What to do: Reproduce the rows below, swapping every "data-label" for "value-label" and keeping everything else unchanged. Leave the pictures out of your answer.
+++ Material supplied +++
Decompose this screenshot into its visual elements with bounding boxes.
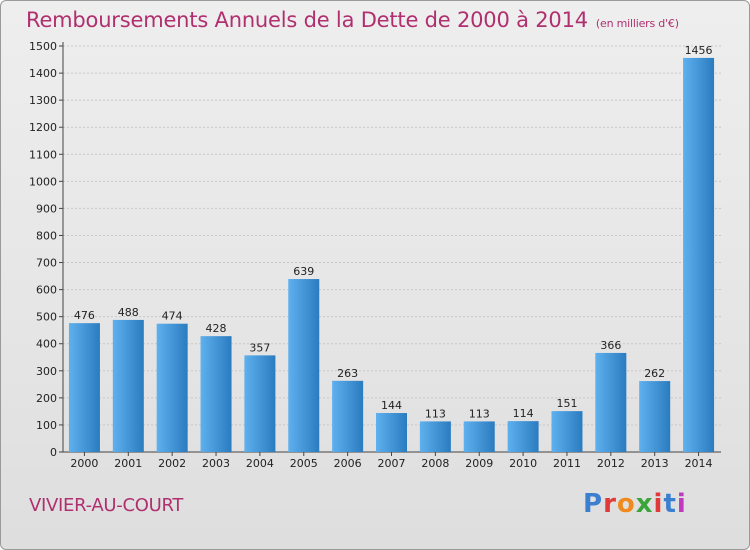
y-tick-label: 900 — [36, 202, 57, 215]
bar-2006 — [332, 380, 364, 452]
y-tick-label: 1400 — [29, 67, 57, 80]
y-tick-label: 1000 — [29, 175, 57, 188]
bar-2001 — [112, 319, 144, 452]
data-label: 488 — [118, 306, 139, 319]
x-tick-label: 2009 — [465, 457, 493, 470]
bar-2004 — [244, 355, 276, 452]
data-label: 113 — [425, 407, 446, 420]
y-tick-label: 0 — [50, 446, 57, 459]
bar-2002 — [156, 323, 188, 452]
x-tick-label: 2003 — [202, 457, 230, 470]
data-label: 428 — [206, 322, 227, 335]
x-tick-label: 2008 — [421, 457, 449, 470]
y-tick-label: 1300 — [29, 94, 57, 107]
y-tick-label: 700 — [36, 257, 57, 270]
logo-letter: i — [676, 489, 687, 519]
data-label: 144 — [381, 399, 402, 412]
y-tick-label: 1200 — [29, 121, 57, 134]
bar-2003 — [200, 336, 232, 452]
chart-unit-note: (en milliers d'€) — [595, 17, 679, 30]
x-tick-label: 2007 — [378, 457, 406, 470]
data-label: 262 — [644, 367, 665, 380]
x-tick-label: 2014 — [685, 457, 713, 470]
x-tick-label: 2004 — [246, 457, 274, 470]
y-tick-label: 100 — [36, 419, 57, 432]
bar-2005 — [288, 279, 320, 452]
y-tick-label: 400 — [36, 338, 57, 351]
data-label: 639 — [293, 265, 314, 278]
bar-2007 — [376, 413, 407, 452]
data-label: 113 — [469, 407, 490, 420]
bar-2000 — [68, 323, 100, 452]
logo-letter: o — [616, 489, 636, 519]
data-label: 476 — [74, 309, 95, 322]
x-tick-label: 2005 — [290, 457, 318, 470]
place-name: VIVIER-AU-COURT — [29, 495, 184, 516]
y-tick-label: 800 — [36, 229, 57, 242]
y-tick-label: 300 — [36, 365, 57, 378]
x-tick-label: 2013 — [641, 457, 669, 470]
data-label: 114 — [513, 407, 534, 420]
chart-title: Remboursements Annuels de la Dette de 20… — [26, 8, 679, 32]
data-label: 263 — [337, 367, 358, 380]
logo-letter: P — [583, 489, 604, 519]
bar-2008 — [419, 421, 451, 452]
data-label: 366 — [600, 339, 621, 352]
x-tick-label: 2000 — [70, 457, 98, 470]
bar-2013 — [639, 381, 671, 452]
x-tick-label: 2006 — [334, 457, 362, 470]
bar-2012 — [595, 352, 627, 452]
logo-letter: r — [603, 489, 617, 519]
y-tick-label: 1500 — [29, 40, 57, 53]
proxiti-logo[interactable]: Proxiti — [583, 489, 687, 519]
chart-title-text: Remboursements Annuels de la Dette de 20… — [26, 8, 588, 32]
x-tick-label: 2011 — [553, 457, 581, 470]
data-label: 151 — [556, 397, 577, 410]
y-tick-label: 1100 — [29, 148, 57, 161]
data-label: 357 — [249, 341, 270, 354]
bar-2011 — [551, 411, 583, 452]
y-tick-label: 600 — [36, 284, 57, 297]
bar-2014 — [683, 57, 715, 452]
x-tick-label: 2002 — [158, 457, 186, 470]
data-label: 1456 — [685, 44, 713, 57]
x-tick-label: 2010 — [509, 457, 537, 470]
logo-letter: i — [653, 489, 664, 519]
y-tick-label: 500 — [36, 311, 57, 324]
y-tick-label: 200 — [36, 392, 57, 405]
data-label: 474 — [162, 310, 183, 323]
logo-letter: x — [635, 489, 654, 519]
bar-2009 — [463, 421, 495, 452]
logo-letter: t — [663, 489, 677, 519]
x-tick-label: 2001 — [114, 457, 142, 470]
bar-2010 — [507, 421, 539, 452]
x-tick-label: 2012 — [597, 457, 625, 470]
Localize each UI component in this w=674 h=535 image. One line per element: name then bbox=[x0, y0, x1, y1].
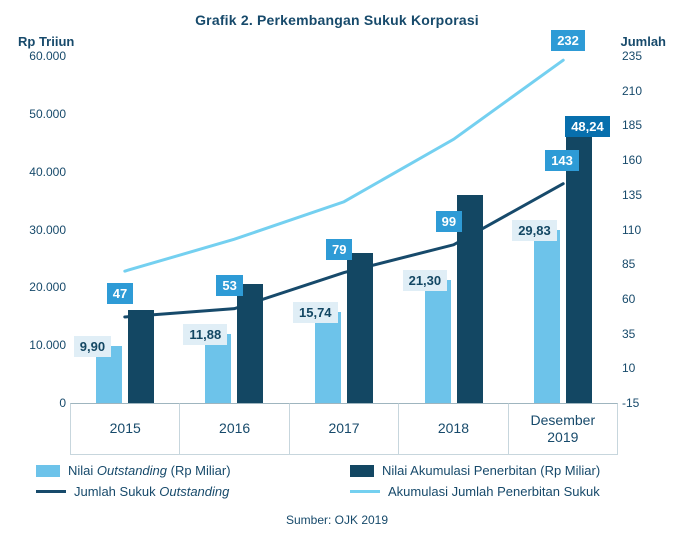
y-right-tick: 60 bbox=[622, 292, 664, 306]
+++
Answer to this problem:
Decompose this screenshot into its visual elements with bounding boxes.
y-tick-label: 900 — [36, 202, 57, 215]
bar-2006 — [332, 380, 364, 452]
y-tick-label: 1400 — [29, 67, 57, 80]
y-tick-label: 1000 — [29, 175, 57, 188]
bar-2001 — [112, 319, 144, 452]
value-label: 488 — [118, 306, 139, 319]
x-tick-label: 2009 — [465, 457, 493, 470]
bar-2004 — [244, 355, 276, 452]
value-label: 113 — [425, 407, 446, 420]
y-tick-label: 0 — [50, 446, 57, 459]
bar-2002 — [156, 323, 188, 452]
x-tick-label: 2003 — [202, 457, 230, 470]
value-label: 428 — [206, 322, 227, 335]
x-tick-label: 2008 — [421, 457, 449, 470]
y-tick-label: 1300 — [29, 94, 57, 107]
y-tick-label: 700 — [36, 257, 57, 270]
logo-letter: i — [676, 489, 687, 519]
value-label: 144 — [381, 399, 402, 412]
y-tick-label: 1200 — [29, 121, 57, 134]
bar-2003 — [200, 336, 232, 452]
chart-unit-note: (en milliers d'€) — [595, 17, 679, 30]
x-tick-label: 2007 — [378, 457, 406, 470]
value-label: 262 — [644, 367, 665, 380]
x-tick-label: 2014 — [685, 457, 713, 470]
x-tick-label: 2004 — [246, 457, 274, 470]
y-tick-label: 100 — [36, 419, 57, 432]
bar-2005 — [288, 279, 320, 452]
y-tick-label: 400 — [36, 338, 57, 351]
value-label: 639 — [293, 265, 314, 278]
bar-2007 — [376, 413, 407, 452]
value-label: 113 — [469, 407, 490, 420]
bar-2000 — [68, 323, 100, 452]
logo-letter: o — [616, 489, 636, 519]
value-label: 476 — [74, 309, 95, 322]
x-tick-label: 2005 — [290, 457, 318, 470]
place-name: VIVIER-AU-COURT — [29, 495, 184, 516]
y-tick-label: 800 — [36, 229, 57, 242]
y-tick-label: 300 — [36, 365, 57, 378]
x-tick-label: 2013 — [641, 457, 669, 470]
value-label: 114 — [513, 407, 534, 420]
chart-title: Remboursements Annuels de la Dette de 20… — [26, 8, 679, 32]
value-label: 263 — [337, 367, 358, 380]
logo-letter: P — [583, 489, 604, 519]
bar-2008 — [419, 421, 451, 452]
value-label: 366 — [600, 339, 621, 352]
x-tick-label: 2000 — [70, 457, 98, 470]
bar-2013 — [639, 381, 671, 452]
x-tick-label: 2006 — [334, 457, 362, 470]
bar-2012 — [595, 352, 627, 452]
logo-letter: r — [603, 489, 617, 519]
y-tick-label: 1500 — [29, 40, 57, 53]
proxiti-logo[interactable]: Proxiti — [583, 489, 687, 519]
chart-title-text: Remboursements Annuels de la Dette de 20… — [26, 8, 588, 32]
x-tick-label: 2011 — [553, 457, 581, 470]
value-label: 151 — [556, 397, 577, 410]
y-tick-label: 1100 — [29, 148, 57, 161]
value-label: 357 — [249, 341, 270, 354]
bar-2011 — [551, 411, 583, 452]
y-tick-label: 600 — [36, 284, 57, 297]
bar-2014 — [683, 57, 715, 452]
x-tick-label: 2002 — [158, 457, 186, 470]
value-label: 1456 — [685, 44, 713, 57]
x-tick-label: 2010 — [509, 457, 537, 470]
logo-letter: i — [653, 489, 664, 519]
y-tick-label: 500 — [36, 311, 57, 324]
y-tick-label: 200 — [36, 392, 57, 405]
value-label: 474 — [162, 310, 183, 323]
logo-letter: x — [635, 489, 654, 519]
bar-2009 — [463, 421, 495, 452]
logo-letter: t — [663, 489, 677, 519]
x-tick-label: 2001 — [114, 457, 142, 470]
bar-2010 — [507, 421, 539, 452]
x-tick-label: 2012 — [597, 457, 625, 470]
Localize each UI component in this w=674 h=535 image. One line per element: name then bbox=[x0, y0, x1, y1].
y-right-tick: 60 bbox=[622, 292, 664, 306]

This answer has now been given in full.